=== Begin Enclosure ===

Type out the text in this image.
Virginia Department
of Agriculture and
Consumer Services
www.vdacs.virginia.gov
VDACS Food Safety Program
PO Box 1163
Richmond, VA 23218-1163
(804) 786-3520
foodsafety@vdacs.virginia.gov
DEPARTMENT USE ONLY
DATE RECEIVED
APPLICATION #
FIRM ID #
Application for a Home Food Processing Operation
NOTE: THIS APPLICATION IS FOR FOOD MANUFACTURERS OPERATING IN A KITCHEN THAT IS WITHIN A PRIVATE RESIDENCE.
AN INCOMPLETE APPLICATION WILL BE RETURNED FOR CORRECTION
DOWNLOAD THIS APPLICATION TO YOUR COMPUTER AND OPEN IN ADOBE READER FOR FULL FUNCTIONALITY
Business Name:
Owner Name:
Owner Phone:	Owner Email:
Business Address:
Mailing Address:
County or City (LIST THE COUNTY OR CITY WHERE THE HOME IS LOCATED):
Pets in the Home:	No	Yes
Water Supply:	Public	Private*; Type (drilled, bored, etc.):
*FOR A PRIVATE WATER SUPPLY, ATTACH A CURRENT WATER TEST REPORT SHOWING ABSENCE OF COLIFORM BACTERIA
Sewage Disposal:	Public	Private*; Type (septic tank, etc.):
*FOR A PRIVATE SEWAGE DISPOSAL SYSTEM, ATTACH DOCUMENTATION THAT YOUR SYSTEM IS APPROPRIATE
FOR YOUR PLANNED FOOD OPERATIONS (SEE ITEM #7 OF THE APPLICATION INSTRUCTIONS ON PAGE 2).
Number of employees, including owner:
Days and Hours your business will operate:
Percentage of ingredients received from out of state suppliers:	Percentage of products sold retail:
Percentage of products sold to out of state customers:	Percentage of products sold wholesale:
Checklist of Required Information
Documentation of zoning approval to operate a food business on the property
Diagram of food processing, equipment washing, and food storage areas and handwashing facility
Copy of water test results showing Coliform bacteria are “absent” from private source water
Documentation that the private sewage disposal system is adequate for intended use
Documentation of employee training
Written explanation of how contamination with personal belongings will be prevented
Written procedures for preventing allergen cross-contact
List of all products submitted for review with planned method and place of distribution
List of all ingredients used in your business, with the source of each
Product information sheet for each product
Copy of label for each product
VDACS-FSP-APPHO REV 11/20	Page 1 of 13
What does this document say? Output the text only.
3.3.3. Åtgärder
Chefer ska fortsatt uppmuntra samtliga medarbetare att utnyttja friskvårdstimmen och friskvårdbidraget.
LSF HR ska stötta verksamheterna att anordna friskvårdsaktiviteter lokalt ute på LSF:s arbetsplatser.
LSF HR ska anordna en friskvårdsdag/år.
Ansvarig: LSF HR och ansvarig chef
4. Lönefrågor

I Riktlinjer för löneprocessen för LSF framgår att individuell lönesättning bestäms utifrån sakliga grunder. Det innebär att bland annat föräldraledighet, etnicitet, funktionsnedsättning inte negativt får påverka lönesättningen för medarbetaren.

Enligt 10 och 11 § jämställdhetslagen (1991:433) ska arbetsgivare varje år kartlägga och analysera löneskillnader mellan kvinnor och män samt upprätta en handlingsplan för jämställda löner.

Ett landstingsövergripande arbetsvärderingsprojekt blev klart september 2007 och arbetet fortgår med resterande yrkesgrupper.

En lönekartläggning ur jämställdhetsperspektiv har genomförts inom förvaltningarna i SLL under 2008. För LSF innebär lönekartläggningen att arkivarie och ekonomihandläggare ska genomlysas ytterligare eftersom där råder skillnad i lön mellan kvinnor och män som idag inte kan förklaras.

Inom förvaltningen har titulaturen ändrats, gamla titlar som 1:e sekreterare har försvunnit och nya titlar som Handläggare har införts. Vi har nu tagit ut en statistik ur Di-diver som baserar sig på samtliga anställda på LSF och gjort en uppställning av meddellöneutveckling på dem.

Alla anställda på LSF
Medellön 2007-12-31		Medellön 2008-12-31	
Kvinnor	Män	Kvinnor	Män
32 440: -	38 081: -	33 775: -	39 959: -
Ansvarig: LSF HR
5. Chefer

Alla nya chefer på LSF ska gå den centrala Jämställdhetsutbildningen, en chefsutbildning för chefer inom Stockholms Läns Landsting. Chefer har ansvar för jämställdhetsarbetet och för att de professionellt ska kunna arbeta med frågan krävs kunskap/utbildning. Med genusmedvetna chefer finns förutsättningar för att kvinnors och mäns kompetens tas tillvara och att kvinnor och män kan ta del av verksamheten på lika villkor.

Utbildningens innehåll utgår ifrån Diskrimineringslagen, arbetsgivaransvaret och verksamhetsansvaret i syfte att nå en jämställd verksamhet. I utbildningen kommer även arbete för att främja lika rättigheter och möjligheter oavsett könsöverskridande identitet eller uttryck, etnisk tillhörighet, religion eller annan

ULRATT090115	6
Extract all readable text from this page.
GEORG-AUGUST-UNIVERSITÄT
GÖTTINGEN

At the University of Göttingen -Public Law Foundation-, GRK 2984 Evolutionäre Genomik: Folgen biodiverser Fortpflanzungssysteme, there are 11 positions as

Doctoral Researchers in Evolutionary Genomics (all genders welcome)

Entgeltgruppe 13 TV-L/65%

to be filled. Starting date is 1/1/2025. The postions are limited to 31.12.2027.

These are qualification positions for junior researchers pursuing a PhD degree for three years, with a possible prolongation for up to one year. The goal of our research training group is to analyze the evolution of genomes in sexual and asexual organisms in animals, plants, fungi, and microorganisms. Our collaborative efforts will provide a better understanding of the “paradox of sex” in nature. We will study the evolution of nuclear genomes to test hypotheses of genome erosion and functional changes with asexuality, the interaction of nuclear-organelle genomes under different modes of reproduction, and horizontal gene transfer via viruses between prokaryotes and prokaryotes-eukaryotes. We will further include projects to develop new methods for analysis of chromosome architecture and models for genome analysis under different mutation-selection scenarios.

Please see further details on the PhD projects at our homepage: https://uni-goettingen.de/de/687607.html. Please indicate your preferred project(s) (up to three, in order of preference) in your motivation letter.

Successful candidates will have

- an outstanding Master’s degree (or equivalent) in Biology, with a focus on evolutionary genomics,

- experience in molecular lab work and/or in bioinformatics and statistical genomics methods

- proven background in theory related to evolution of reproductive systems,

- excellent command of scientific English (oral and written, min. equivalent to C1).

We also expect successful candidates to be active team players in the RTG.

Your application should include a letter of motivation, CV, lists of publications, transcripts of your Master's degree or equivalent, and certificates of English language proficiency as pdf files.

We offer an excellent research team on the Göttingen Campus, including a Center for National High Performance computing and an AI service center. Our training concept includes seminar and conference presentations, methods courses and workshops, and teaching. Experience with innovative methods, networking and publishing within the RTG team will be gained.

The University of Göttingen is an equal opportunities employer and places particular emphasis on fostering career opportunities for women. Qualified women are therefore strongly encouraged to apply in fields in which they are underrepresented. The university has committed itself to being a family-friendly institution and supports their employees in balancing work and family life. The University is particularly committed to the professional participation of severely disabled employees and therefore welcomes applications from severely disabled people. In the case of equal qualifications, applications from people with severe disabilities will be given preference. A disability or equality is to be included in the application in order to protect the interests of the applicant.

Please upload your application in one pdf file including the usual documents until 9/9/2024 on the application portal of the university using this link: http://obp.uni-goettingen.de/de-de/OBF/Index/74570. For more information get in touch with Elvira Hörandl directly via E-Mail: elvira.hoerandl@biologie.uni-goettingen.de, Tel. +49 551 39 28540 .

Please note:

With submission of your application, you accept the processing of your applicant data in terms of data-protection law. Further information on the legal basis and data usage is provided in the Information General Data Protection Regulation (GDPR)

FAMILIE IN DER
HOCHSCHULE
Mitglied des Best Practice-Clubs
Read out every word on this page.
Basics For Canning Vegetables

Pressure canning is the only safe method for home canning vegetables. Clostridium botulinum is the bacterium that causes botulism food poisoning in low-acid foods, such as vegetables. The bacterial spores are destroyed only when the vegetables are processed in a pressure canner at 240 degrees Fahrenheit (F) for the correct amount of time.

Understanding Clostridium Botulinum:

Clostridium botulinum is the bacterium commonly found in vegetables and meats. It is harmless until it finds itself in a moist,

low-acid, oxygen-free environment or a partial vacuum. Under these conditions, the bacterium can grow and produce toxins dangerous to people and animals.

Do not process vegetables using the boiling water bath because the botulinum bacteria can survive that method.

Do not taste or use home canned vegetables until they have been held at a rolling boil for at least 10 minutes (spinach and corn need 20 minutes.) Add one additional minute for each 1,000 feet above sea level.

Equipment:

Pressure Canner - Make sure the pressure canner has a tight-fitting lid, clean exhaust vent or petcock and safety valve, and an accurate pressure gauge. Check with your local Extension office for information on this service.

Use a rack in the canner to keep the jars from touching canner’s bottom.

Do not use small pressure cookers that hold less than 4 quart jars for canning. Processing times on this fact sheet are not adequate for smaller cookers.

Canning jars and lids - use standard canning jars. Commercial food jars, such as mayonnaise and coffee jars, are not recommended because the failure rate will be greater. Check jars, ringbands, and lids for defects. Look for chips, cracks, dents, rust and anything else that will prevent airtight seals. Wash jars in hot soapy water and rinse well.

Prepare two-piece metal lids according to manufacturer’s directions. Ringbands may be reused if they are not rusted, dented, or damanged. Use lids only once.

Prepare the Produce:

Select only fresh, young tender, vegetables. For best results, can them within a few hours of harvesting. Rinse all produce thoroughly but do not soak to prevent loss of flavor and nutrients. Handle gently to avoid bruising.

=== End Enclosure ===

PROBLEM TO WORK ON - Among the lines above, return those that contain the string "Ansvarig".

OUTPUT BELOW -
Ansvarig: LSF HR och ansvarig chef
Ansvarig: LSF HR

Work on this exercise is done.